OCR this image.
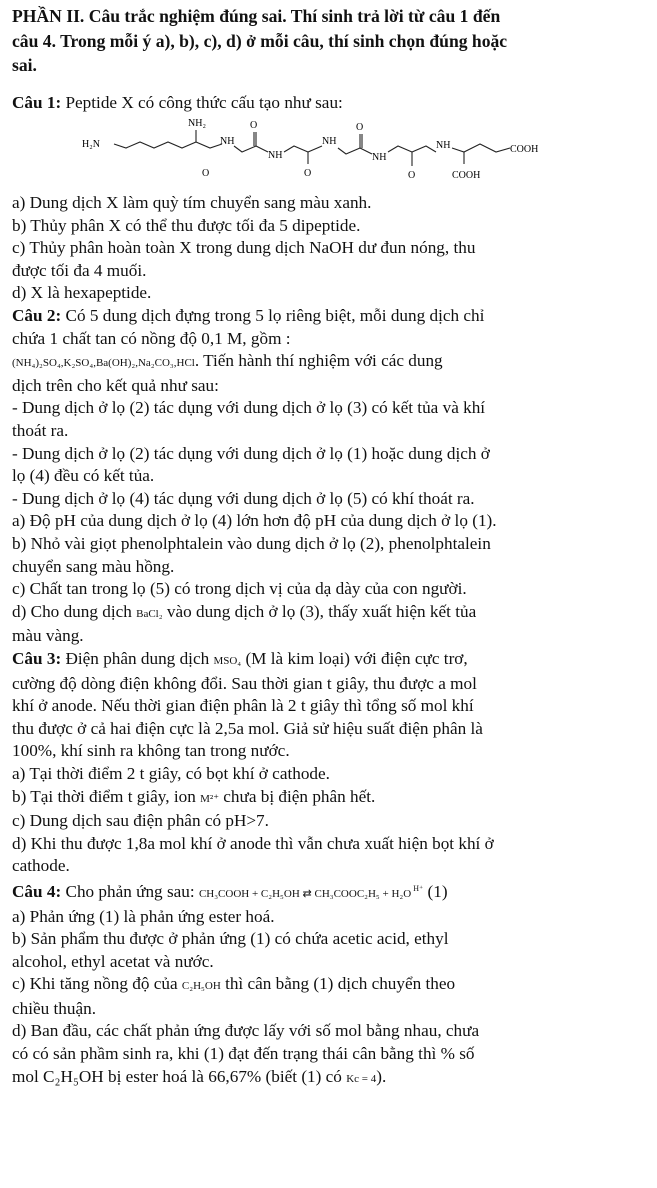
PHẦN II. Câu trắc nghiệm đúng sai. Thí sinh trả lời từ câu 1 đến
câu 4. Trong mỗi ý a), b), c), d) ở mỗi câu, thí sinh chọn đúng hoặc
sai.
Câu 1: Peptide X có công thức cấu tạo như sau:
H₂N
NH₂
NH
O
NH
O
NH
O
O
NH
NH
O
COOH
COOH
a) Dung dịch X làm quỳ tím chuyển sang màu xanh.
b) Thủy phân X có thể thu được tối đa 5 dipeptide.
c) Thủy phân hoàn toàn X trong dung dịch NaOH dư đun nóng, thu
được tối đa 4 muối.
d) X là hexapeptide.
Câu 2: Có 5 dung dịch đựng trong 5 lọ riêng biệt, mỗi dung dịch chỉ
chứa 1 chất tan có nồng độ 0,1 M, gồm :
(NH₄)₂SO₄,K₂SO₄,Ba(OH)₂,Na₂CO₃,HCl. Tiến hành thí nghiệm với các dung
dịch trên cho kết quả như sau:
- Dung dịch ở lọ (2) tác dụng với dung dịch ở lọ (3) có kết tủa và khí
thoát ra.
- Dung dịch ở lọ (2) tác dụng với dung dịch ở lọ (1) hoặc dung dịch ở
lọ (4) đều có kết tủa.
- Dung dịch ở lọ (4) tác dụng với dung dịch ở lọ (5) có khí thoát ra.
a) Độ pH của dung dịch ở lọ (4) lớn hơn độ pH của dung dịch ở lọ (1).
b) Nhỏ vài giọt phenolphtalein vào dung dịch ở lọ (2), phenolphtalein
chuyển sang màu hồng.
c) Chất tan trong lọ (5) có trong dịch vị của dạ dày của con người.
d) Cho dung dịch BaCl₂ vào dung dịch ở lọ (3), thấy xuất hiện kết tủa
màu vàng.
Câu 3: Điện phân dung dịch MSO₄ (M là kim loại) với điện cực trơ,
cường độ dòng điện không đổi. Sau thời gian t giây, thu được a mol
khí ở anode. Nếu thời gian điện phân là 2 t giây thì tổng số mol khí
thu được ở cả hai điện cực là 2,5a mol. Giả sử hiệu suất điện phân là
100%, khí sinh ra không tan trong nước.
a) Tại thời điểm 2 t giây, có bọt khí ở cathode.
b) Tại thời điểm t giây, ion M²⁺ chưa bị điện phân hết.
c) Dung dịch sau điện phân có pH>7.
d) Khi thu được 1,8a mol khí ở anode thì vẫn chưa xuất hiện bọt khí ở
cathode.
Câu 4: Cho phản ứng sau: CH₃COOH + C₂H₅OH ⇄ CH₃COOC₂H₅ + H₂O $^{H^+}$ (1)
a) Phản ứng (1) là phản ứng ester hoá.
b) Sản phẩm thu được ở phản ứng (1) có chứa acetic acid, ethyl
alcohol, ethyl acetat và nước.
c) Khi tăng nồng độ của C₂H₅OH thì cân bằng (1) dịch chuyển theo
chiều thuận.
d) Ban đầu, các chất phản ứng được lấy với số mol bằng nhau, chưa
có có sản phầm sinh ra, khi (1) đạt đến trạng thái cân bằng thì % số
mol C₂H₅OH bị ester hoá là 66,67% (biết (1) có Kc = 4).
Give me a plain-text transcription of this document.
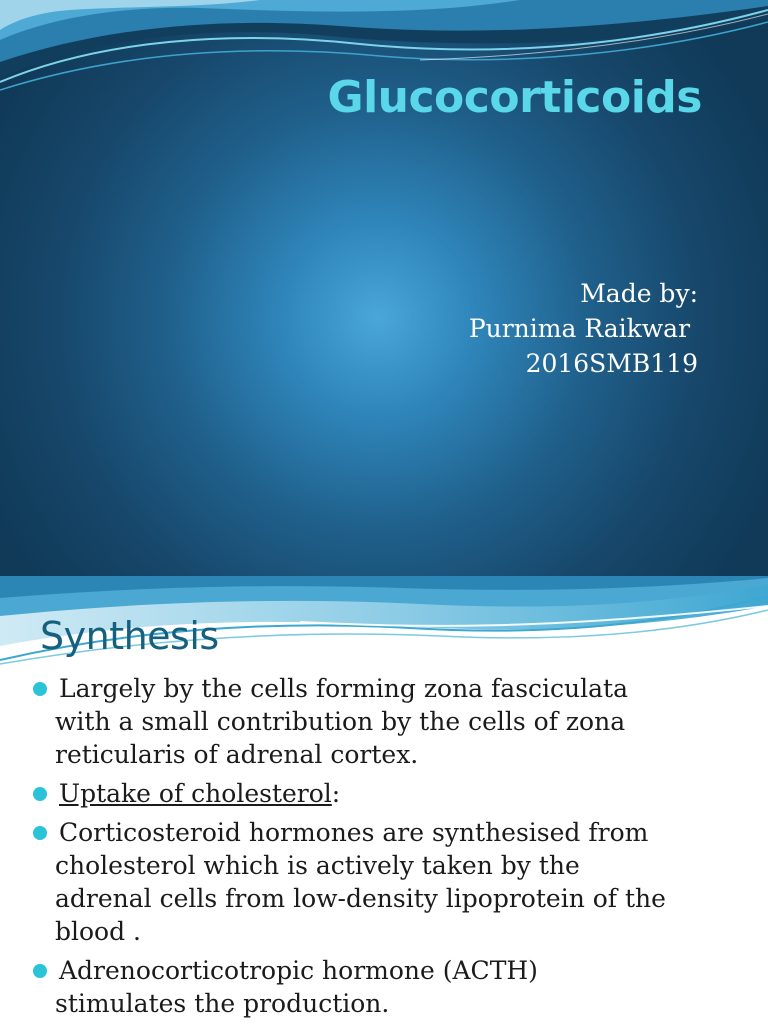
Glucocorticoids
Made by:
Purnima Raikwar
2016SMB119
Synthesis
Largely by the cells forming zona fasciculata
with a small contribution by the cells of zona
reticularis of adrenal cortex.
Uptake of cholesterol:
Corticosteroid hormones are synthesised from
cholesterol which is actively taken by the
adrenal cells from low-density lipoprotein of the
blood .
Adrenocorticotropic hormone (ACTH)
stimulates the production.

What is needed: Copy each line of the data that contains the word "hoặc", leaving the other lines out.

Answer to this problem:
câu 4. Trong mỗi ý a), b), c), d) ở mỗi câu, thí sinh chọn đúng hoặc
- Dung dịch ở lọ (2) tác dụng với dung dịch ở lọ (1) hoặc dung dịch ở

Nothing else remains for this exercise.